** EXTRACTED ENTRIES **
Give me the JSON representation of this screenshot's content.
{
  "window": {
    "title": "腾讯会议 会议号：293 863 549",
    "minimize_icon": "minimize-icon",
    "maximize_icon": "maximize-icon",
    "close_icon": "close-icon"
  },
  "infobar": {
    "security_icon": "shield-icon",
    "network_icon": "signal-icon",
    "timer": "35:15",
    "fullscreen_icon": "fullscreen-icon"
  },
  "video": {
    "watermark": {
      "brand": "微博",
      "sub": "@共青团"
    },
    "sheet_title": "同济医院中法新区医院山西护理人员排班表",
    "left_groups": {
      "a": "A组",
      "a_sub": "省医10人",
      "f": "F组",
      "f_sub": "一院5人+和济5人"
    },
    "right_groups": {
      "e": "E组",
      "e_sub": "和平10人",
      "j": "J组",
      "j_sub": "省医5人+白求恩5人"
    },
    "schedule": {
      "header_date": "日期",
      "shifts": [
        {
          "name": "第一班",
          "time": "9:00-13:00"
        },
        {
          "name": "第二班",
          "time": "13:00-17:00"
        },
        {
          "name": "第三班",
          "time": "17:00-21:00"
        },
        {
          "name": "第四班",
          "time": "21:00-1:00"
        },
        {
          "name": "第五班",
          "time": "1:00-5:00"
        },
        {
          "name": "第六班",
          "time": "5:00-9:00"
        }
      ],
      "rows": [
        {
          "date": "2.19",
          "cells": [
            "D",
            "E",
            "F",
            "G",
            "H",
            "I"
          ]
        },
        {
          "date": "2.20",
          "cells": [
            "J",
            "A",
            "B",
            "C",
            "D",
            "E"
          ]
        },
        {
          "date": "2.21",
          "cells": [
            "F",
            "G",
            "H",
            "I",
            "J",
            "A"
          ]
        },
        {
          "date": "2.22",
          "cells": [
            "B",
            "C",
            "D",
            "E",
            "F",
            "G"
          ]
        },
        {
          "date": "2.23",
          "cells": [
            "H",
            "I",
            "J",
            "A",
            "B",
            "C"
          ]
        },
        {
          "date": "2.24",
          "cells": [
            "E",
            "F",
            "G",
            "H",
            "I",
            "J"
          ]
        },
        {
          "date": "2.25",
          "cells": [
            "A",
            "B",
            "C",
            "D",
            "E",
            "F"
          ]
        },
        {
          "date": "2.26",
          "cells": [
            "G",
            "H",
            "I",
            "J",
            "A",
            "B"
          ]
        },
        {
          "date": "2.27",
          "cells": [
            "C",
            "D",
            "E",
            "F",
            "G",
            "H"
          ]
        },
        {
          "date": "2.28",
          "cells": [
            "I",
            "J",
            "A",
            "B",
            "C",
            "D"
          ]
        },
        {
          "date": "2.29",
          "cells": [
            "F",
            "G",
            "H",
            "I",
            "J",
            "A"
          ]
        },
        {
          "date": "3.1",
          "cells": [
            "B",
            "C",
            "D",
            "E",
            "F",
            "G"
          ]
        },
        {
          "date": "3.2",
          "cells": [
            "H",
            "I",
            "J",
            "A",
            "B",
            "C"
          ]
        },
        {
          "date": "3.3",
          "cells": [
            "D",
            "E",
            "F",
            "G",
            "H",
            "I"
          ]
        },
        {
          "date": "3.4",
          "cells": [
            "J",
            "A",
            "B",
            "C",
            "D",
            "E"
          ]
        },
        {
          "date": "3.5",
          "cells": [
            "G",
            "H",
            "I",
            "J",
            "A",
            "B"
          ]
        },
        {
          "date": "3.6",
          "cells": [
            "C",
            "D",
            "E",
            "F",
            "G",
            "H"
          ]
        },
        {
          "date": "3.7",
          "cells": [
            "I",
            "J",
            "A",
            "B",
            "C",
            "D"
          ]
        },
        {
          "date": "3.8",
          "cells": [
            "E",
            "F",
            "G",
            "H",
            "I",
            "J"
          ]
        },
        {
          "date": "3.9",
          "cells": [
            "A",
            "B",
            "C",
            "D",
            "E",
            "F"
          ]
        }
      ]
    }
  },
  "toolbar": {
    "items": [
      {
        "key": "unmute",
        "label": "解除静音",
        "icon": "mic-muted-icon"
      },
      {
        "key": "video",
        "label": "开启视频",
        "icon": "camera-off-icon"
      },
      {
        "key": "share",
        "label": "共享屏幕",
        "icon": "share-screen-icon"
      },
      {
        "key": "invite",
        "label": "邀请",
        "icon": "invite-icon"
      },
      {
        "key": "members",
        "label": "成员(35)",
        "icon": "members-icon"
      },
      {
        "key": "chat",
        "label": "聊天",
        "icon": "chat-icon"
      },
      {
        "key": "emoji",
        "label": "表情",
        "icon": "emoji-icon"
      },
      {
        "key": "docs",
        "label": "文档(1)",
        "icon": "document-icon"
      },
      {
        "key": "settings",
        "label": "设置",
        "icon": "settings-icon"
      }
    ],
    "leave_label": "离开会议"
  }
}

** AIM **
Each record should come back exactly as written.

** CORRECT RESULT **
Give me the JSON representation of this screenshot's content.
{
  "window": {
    "title": "腾讯会议 会议号：293 863 549",
    "minimize_icon": "minimize-icon",
    "maximize_icon": "maximize-icon",
    "close_icon": "close-icon"
  },
  "infobar": {
    "security_icon": "shield-icon",
    "network_icon": "signal-icon",
    "timer": "35:15",
    "fullscreen_icon": "fullscreen-icon"
  },
  "video": {
    "watermark": {
      "brand": "微博",
      "sub": "@共青团"
    },
    "sheet_title": "同济医院中法新区医院山西护理人员排班表",
    "left_groups": {
      "a": "A组",
      "a_sub": "省医10人",
      "f": "F组",
      "f_sub": "一院5人+和济5人"
    },
    "right_groups": {
      "e": "E组",
      "e_sub": "和平10人",
      "j": "J组",
      "j_sub": "省医5人+白求恩5人"
    },
    "schedule": {
      "header_date": "日期",
      "shifts": [
        {
          "name": "第一班",
          "time": "9:00-13:00"
        },
        {
          "name": "第二班",
          "time": "13:00-17:00"
        },
        {
          "name": "第三班",
          "time": "17:00-21:00"
        },
        {
          "name": "第四班",
          "time": "21:00-1:00"
        },
        {
          "name": "第五班",
          "time": "1:00-5:00"
        },
        {
          "name": "第六班",
          "time": "5:00-9:00"
        }
      ],
      "rows": [
        {
          "date": "2.19",
          "cells": [
            "D",
            "E",
            "F",
            "G",
            "H",
            "I"
          ]
        },
        {
          "date": "2.20",
          "cells": [
            "J",
            "A",
            "B",
            "C",
            "D",
            "E"
          ]
        },
        {
          "date": "2.21",
          "cells": [
            "F",
            "G",
            "H",
            "I",
            "J",
            "A"
          ]
        },
        {
          "date": "2.22",
          "cells": [
            "B",
            "C",
            "D",
            "E",
            "F",
            "G"
          ]
        },
        {
          "date": "2.23",
          "cells": [
            "H",
            "I",
            "J",
            "A",
            "B",
            "C"
          ]
        },
        {
          "date": "2.24",
          "cells": [
            "E",
            "F",
            "G",
            "H",
            "I",
            "J"
          ]
        },
        {
          "date": "2.25",
          "cells": [
            "A",
            "B",
            "C",
            "D",
            "E",
            "F"
          ]
        },
        {
          "date": "2.26",
          "cells": [
            "G",
            "H",
            "I",
            "J",
            "A",
            "B"
          ]
        },
        {
          "date": "2.27",
          "cells": [
            "C",
            "D",
            "E",
            "F",
            "G",
            "H"
          ]
        },
        {
          "date": "2.28",
          "cells": [
            "I",
            "J",
            "A",
            "B",
            "C",
            "D"
          ]
        },
        {
          "date": "2.29",
          "cells": [
            "F",
            "G",
            "H",
            "I",
            "J",
            "A"
          ]
        },
        {
          "date": "3.1",
          "cells": [
            "B",
            "C",
            "D",
            "E",
            "F",
            "G"
          ]
        },
        {
          "date": "3.2",
          "cells": [
            "H",
            "I",
            "J",
            "A",
            "B",
            "C"
          ]
        },
        {
          "date": "3.3",
          "cells": [
            "D",
            "E",
            "F",
            "G",
            "H",
            "I"
          ]
        },
        {
          "date": "3.4",
          "cells": [
            "J",
            "A",
            "B",
            "C",
            "D",
            "E"
          ]
        },
        {
          "date": "3.5",
          "cells": [
            "G",
            "H",
            "I",
            "J",
            "A",
            "B"
          ]
        },
        {
          "date": "3.6",
          "cells": [
            "C",
            "D",
            "E",
            "F",
            "G",
            "H"
          ]
        },
        {
          "date": "3.7",
          "cells": [
            "I",
            "J",
            "A",
            "B",
            "C",
            "D"
          ]
        },
        {
          "date": "3.8",
          "cells": [
            "E",
            "F",
            "G",
            "H",
            "I",
            "J"
          ]
        },
        {
          "date": "3.9",
          "cells": [
            "A",
            "B",
            "C",
            "D",
            "E",
            "F"
          ]
        }
      ]
    }
  },
  "toolbar": {
    "items": [
      {
        "key": "unmute",
        "label": "解除静音",
        "icon": "mic-muted-icon"
      },
      {
        "key": "video",
        "label": "开启视频",
        "icon": "camera-off-icon"
      },
      {
        "key": "share",
        "label": "共享屏幕",
        "icon": "share-screen-icon"
      },
      {
        "key": "invite",
        "label": "邀请",
        "icon": "invite-icon"
      },
      {
        "key": "members",
        "label": "成员(35)",
        "icon": "members-icon"
      },
      {
        "key": "chat",
        "label": "聊天",
        "icon": "chat-icon"
      },
      {
        "key": "emoji",
        "label": "表情",
        "icon": "emoji-icon"
      },
      {
        "key": "docs",
        "label": "文档(1)",
        "icon": "document-icon"
      },
      {
        "key": "settings",
        "label": "设置",
        "icon": "settings-icon"
      }
    ],
    "leave_label": "离开会议"
  }
}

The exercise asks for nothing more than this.